**Directive:**
Reproduce every record below exactly as written, but leave out any pictures.

**Data supplied:**
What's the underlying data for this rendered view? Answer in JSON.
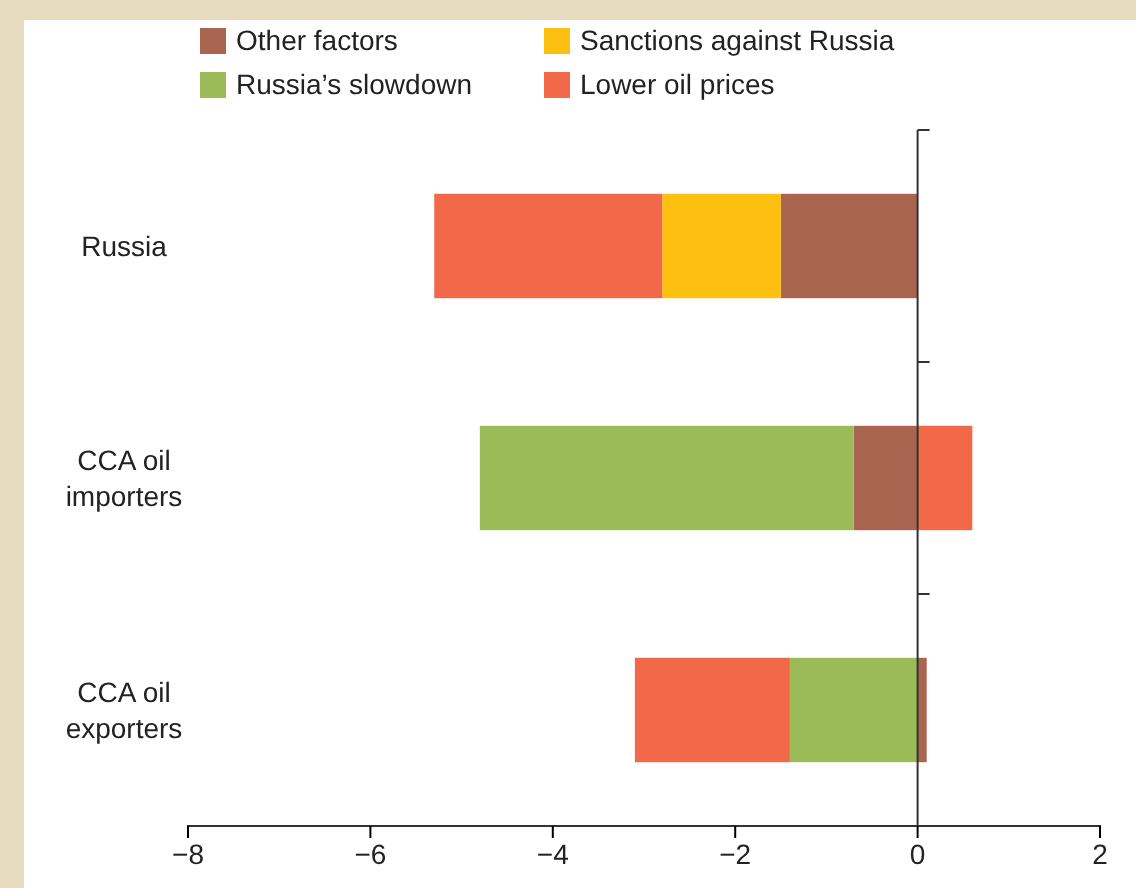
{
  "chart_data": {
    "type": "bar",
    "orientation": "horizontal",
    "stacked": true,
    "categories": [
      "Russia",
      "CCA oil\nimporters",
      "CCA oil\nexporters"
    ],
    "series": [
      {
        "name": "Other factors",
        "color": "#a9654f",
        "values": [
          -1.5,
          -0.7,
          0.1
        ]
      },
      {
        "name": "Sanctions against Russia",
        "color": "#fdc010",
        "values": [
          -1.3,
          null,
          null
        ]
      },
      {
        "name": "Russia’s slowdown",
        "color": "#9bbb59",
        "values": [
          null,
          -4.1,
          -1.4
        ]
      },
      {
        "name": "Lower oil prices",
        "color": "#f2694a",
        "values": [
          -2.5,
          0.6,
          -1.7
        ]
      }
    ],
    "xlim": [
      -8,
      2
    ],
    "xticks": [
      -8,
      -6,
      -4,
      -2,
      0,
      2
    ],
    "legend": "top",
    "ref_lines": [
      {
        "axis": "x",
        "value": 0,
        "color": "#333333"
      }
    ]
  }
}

**Reply:**
What's the underlying data for this rendered view? Answer in JSON.
{
  "chart_data": {
    "type": "bar",
    "orientation": "horizontal",
    "stacked": true,
    "categories": [
      "Russia",
      "CCA oil\nimporters",
      "CCA oil\nexporters"
    ],
    "series": [
      {
        "name": "Other factors",
        "color": "#a9654f",
        "values": [
          -1.5,
          -0.7,
          0.1
        ]
      },
      {
        "name": "Sanctions against Russia",
        "color": "#fdc010",
        "values": [
          -1.3,
          null,
          null
        ]
      },
      {
        "name": "Russia’s slowdown",
        "color": "#9bbb59",
        "values": [
          null,
          -4.1,
          -1.4
        ]
      },
      {
        "name": "Lower oil prices",
        "color": "#f2694a",
        "values": [
          -2.5,
          0.6,
          -1.7
        ]
      }
    ],
    "xlim": [
      -8,
      2
    ],
    "xticks": [
      -8,
      -6,
      -4,
      -2,
      0,
      2
    ],
    "legend": "top",
    "ref_lines": [
      {
        "axis": "x",
        "value": 0,
        "color": "#333333"
      }
    ]
  }
}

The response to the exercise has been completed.